What the task requires – Output all the material that follows, exactly as given.

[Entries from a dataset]
┄┄┄┄┄┄┄┄┄┄┄┄┄┄┄┄┄┄┄┄

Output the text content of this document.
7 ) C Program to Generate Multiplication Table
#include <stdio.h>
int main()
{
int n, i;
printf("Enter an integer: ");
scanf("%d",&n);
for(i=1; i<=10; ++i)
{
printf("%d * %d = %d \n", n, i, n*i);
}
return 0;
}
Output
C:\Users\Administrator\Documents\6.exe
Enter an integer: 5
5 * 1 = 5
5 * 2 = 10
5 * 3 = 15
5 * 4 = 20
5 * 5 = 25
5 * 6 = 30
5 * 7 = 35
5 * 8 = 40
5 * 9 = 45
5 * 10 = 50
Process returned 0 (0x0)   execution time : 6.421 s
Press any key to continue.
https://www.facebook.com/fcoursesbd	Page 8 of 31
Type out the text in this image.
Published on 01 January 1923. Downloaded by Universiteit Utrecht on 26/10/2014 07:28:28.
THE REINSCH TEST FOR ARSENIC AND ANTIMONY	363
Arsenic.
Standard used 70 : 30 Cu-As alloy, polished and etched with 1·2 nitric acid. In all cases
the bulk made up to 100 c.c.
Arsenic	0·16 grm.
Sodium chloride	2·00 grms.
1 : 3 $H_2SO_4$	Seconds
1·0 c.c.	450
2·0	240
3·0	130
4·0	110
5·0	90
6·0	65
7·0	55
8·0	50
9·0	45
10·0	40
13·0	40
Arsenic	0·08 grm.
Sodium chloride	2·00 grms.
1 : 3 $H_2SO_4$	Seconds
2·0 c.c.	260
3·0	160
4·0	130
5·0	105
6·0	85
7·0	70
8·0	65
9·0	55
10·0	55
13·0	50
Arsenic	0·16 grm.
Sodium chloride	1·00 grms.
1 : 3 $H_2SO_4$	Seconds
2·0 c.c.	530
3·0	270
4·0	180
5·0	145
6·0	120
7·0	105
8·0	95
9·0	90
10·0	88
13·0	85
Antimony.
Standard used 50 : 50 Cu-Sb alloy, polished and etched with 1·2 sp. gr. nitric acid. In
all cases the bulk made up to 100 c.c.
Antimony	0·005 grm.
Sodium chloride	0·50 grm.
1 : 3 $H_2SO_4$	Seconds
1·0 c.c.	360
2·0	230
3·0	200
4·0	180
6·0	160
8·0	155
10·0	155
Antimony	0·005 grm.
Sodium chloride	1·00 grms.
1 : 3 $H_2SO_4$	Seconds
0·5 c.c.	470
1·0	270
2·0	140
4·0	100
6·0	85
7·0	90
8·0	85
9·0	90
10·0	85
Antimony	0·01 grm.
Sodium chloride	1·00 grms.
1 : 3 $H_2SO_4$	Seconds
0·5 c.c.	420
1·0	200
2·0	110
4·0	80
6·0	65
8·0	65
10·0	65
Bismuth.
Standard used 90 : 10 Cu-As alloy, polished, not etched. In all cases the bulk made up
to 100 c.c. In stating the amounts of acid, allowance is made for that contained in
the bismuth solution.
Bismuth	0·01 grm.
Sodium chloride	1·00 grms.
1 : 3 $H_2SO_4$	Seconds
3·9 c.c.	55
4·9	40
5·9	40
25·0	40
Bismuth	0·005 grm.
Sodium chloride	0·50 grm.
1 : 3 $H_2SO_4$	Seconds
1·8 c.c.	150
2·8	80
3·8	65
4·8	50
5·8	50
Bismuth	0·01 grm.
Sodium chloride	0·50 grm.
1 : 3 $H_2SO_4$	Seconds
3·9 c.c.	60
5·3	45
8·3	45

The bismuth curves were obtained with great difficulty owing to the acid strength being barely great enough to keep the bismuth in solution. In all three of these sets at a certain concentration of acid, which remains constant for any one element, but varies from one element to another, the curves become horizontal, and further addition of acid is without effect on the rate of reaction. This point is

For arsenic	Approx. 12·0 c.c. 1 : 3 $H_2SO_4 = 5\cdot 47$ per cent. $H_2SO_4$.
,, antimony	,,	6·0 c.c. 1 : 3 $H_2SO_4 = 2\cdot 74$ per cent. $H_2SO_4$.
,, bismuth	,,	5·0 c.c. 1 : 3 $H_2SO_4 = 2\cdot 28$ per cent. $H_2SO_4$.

┄┄┄┄┄┄┄┄┄┄┄┄┄┄┄┄┄┄┄┄

Response –
Output the text content of this document.
7 ) C Program to Generate Multiplication Table
#include <stdio.h>
int main()
{
int n, i;
printf("Enter an integer: ");
scanf("%d",&n);
for(i=1; i<=10; ++i)
{
printf("%d * %d = %d \n", n, i, n*i);
}
return 0;
}
Output
C:\Users\Administrator\Documents\6.exe
Enter an integer: 5
5 * 1 = 5
5 * 2 = 10
5 * 3 = 15
5 * 4 = 20
5 * 5 = 25
5 * 6 = 30
5 * 7 = 35
5 * 8 = 40
5 * 9 = 45
5 * 10 = 50
Process returned 0 (0x0)   execution time : 6.421 s
Press any key to continue.
https://www.facebook.com/fcoursesbd	Page 8 of 31
Type out the text in this image.
Published on 01 January 1923. Downloaded by Universiteit Utrecht on 26/10/2014 07:28:28.
THE REINSCH TEST FOR ARSENIC AND ANTIMONY	363
Arsenic.
Standard used 70 : 30 Cu-As alloy, polished and etched with 1·2 nitric acid. In all cases
the bulk made up to 100 c.c.
Arsenic	0·16 grm.
Sodium chloride	2·00 grms.
1 : 3 $H_2SO_4$	Seconds
1·0 c.c.	450
2·0	240
3·0	130
4·0	110
5·0	90
6·0	65
7·0	55
8·0	50
9·0	45
10·0	40
13·0	40
Arsenic	0·08 grm.
Sodium chloride	2·00 grms.
1 : 3 $H_2SO_4$	Seconds
2·0 c.c.	260
3·0	160
4·0	130
5·0	105
6·0	85
7·0	70
8·0	65
9·0	55
10·0	55
13·0	50
Arsenic	0·16 grm.
Sodium chloride	1·00 grms.
1 : 3 $H_2SO_4$	Seconds
2·0 c.c.	530
3·0	270
4·0	180
5·0	145
6·0	120
7·0	105
8·0	95
9·0	90
10·0	88
13·0	85
Antimony.
Standard used 50 : 50 Cu-Sb alloy, polished and etched with 1·2 sp. gr. nitric acid. In
all cases the bulk made up to 100 c.c.
Antimony	0·005 grm.
Sodium chloride	0·50 grm.
1 : 3 $H_2SO_4$	Seconds
1·0 c.c.	360
2·0	230
3·0	200
4·0	180
6·0	160
8·0	155
10·0	155
Antimony	0·005 grm.
Sodium chloride	1·00 grms.
1 : 3 $H_2SO_4$	Seconds
0·5 c.c.	470
1·0	270
2·0	140
4·0	100
6·0	85
7·0	90
8·0	85
9·0	90
10·0	85
Antimony	0·01 grm.
Sodium chloride	1·00 grms.
1 : 3 $H_2SO_4$	Seconds
0·5 c.c.	420
1·0	200
2·0	110
4·0	80
6·0	65
8·0	65
10·0	65
Bismuth.
Standard used 90 : 10 Cu-As alloy, polished, not etched. In all cases the bulk made up
to 100 c.c. In stating the amounts of acid, allowance is made for that contained in
the bismuth solution.
Bismuth	0·01 grm.
Sodium chloride	1·00 grms.
1 : 3 $H_2SO_4$	Seconds
3·9 c.c.	55
4·9	40
5·9	40
25·0	40
Bismuth	0·005 grm.
Sodium chloride	0·50 grm.
1 : 3 $H_2SO_4$	Seconds
1·8 c.c.	150
2·8	80
3·8	65
4·8	50
5·8	50
Bismuth	0·01 grm.
Sodium chloride	0·50 grm.
1 : 3 $H_2SO_4$	Seconds
3·9 c.c.	60
5·3	45
8·3	45

The bismuth curves were obtained with great difficulty owing to the acid strength being barely great enough to keep the bismuth in solution. In all three of these sets at a certain concentration of acid, which remains constant for any one element, but varies from one element to another, the curves become horizontal, and further addition of acid is without effect on the rate of reaction. This point is

For arsenic	Approx. 12·0 c.c. 1 : 3 $H_2SO_4 = 5\cdot 47$ per cent. $H_2SO_4$.
,, antimony	,,	6·0 c.c. 1 : 3 $H_2SO_4 = 2\cdot 74$ per cent. $H_2SO_4$.
,, bismuth	,,	5·0 c.c. 1 : 3 $H_2SO_4 = 2\cdot 28$ per cent. $H_2SO_4$.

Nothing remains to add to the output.